[start of DATA TO PROCESS]
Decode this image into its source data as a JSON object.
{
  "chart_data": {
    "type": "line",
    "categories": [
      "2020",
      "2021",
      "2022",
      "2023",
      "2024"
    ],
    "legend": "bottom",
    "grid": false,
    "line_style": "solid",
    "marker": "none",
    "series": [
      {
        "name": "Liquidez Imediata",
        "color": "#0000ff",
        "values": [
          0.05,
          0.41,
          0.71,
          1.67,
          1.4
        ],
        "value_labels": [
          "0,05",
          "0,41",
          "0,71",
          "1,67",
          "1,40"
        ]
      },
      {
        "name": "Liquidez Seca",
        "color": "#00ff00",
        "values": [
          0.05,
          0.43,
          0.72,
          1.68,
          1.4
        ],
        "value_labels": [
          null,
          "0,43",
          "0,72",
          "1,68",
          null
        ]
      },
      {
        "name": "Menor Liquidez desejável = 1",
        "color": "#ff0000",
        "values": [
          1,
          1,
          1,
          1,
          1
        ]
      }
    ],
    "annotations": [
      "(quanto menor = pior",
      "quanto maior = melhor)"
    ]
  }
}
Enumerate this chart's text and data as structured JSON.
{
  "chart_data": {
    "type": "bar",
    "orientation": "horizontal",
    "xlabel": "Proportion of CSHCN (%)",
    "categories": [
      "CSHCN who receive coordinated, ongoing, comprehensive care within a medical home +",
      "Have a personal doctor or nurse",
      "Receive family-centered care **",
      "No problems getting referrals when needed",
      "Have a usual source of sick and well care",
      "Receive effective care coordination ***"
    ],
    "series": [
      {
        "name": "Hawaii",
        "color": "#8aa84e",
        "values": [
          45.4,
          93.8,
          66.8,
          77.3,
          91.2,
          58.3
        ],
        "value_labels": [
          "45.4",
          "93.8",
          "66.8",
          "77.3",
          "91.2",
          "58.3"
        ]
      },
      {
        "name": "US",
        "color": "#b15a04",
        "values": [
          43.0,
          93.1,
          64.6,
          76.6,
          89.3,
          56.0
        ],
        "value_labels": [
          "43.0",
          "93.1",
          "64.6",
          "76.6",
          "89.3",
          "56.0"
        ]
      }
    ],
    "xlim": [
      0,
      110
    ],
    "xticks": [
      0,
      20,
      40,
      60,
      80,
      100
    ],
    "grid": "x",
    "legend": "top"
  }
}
[end of DATA TO PROCESS]
## INSTRUCTIONS TO FOLLOW
Reproduce each record exactly as it appears.

## CORRECT ANSWER
Decode this image into its source data as a JSON object.
{
  "chart_data": {
    "type": "line",
    "categories": [
      "2020",
      "2021",
      "2022",
      "2023",
      "2024"
    ],
    "legend": "bottom",
    "grid": false,
    "line_style": "solid",
    "marker": "none",
    "series": [
      {
        "name": "Liquidez Imediata",
        "color": "#0000ff",
        "values": [
          0.05,
          0.41,
          0.71,
          1.67,
          1.4
        ],
        "value_labels": [
          "0,05",
          "0,41",
          "0,71",
          "1,67",
          "1,40"
        ]
      },
      {
        "name": "Liquidez Seca",
        "color": "#00ff00",
        "values": [
          0.05,
          0.43,
          0.72,
          1.68,
          1.4
        ],
        "value_labels": [
          null,
          "0,43",
          "0,72",
          "1,68",
          null
        ]
      },
      {
        "name": "Menor Liquidez desejável = 1",
        "color": "#ff0000",
        "values": [
          1,
          1,
          1,
          1,
          1
        ]
      }
    ],
    "annotations": [
      "(quanto menor = pior",
      "quanto maior = melhor)"
    ]
  }
}
Enumerate this chart's text and data as structured JSON.
{
  "chart_data": {
    "type": "bar",
    "orientation": "horizontal",
    "xlabel": "Proportion of CSHCN (%)",
    "categories": [
      "CSHCN who receive coordinated, ongoing, comprehensive care within a medical home +",
      "Have a personal doctor or nurse",
      "Receive family-centered care **",
      "No problems getting referrals when needed",
      "Have a usual source of sick and well care",
      "Receive effective care coordination ***"
    ],
    "series": [
      {
        "name": "Hawaii",
        "color": "#8aa84e",
        "values": [
          45.4,
          93.8,
          66.8,
          77.3,
          91.2,
          58.3
        ],
        "value_labels": [
          "45.4",
          "93.8",
          "66.8",
          "77.3",
          "91.2",
          "58.3"
        ]
      },
      {
        "name": "US",
        "color": "#b15a04",
        "values": [
          43.0,
          93.1,
          64.6,
          76.6,
          89.3,
          56.0
        ],
        "value_labels": [
          "43.0",
          "93.1",
          "64.6",
          "76.6",
          "89.3",
          "56.0"
        ]
      }
    ],
    "xlim": [
      0,
      110
    ],
    "xticks": [
      0,
      20,
      40,
      60,
      80,
      100
    ],
    "grid": "x",
    "legend": "top"
  }
}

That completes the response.